▶ **WHAT IS EXPECTED**
Images appear in the records below; leave them out and repeat everything else exactly.
** start of RECORD LIST **
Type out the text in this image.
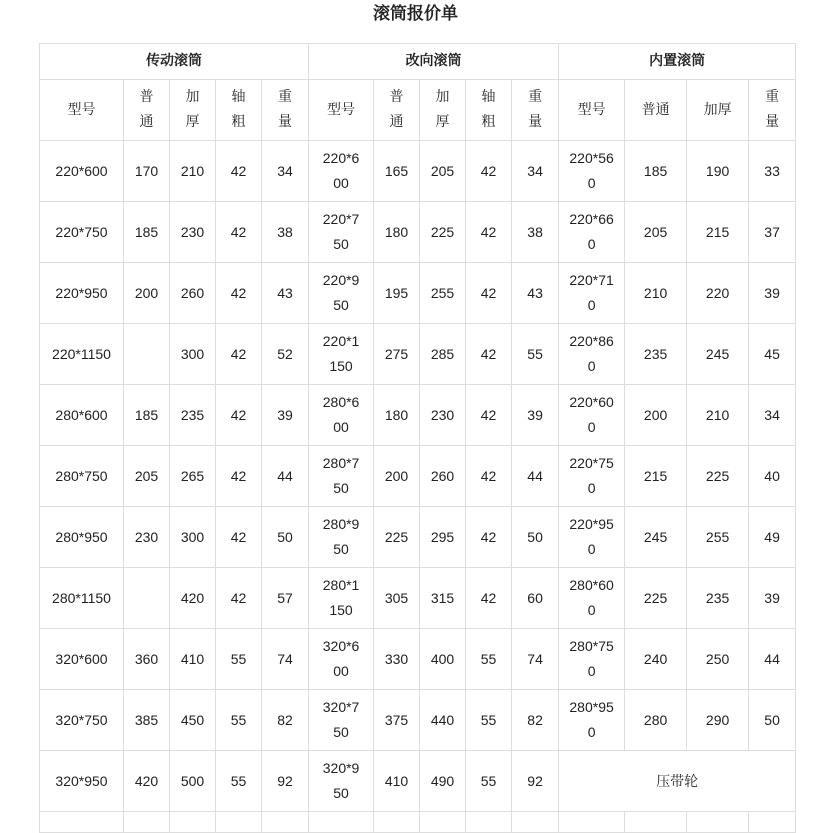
滚筒报价单
传动滚筒					改向滚筒					内置滚筒			
型号	普通	加厚	轴粗	重量	型号	普通	加厚	轴粗	重量	型号	普通	加厚	重量
220*600	170	210	42	34	220*600	165	205	42	34	220*560	185	190	33
220*750	185	230	42	38	220*750	180	225	42	38	220*660	205	215	37
220*950	200	260	42	43	220*950	195	255	42	43	220*710	210	220	39
220*1150		300	42	52	220*1150	275	285	42	55	220*860	235	245	45
280*600	185	235	42	39	280*600	180	230	42	39	220*600	200	210	34
280*750	205	265	42	44	280*750	200	260	42	44	220*750	215	225	40
280*950	230	300	42	50	280*950	225	295	42	50	220*950	245	255	49
280*1150		420	42	57	280*1150	305	315	42	60	280*600	225	235	39
320*600	360	410	55	74	320*600	330	400	55	74	280*750	240	250	44
320*750	385	450	55	82	320*750	375	440	55	82	280*950	280	290	50
320*950	420	500	55	92	320*950	410	490	55	92	压带轮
** end of RECORD LIST **
▶ **EXERCISE SOLUTION**
Type out the text in this image.
滚筒报价单
传动滚筒					改向滚筒					内置滚筒			
型号	普通	加厚	轴粗	重量	型号	普通	加厚	轴粗	重量	型号	普通	加厚	重量
220*600	170	210	42	34	220*600	165	205	42	34	220*560	185	190	33
220*750	185	230	42	38	220*750	180	225	42	38	220*660	205	215	37
220*950	200	260	42	43	220*950	195	255	42	43	220*710	210	220	39
220*1150		300	42	52	220*1150	275	285	42	55	220*860	235	245	45
280*600	185	235	42	39	280*600	180	230	42	39	220*600	200	210	34
280*750	205	265	42	44	280*750	200	260	42	44	220*750	215	225	40
280*950	230	300	42	50	280*950	225	295	42	50	220*950	245	255	49
280*1150		420	42	57	280*1150	305	315	42	60	280*600	225	235	39
320*600	360	410	55	74	320*600	330	400	55	74	280*750	240	250	44
320*750	385	450	55	82	320*750	375	440	55	82	280*950	280	290	50
320*950	420	500	55	92	320*950	410	490	55	92	压带轮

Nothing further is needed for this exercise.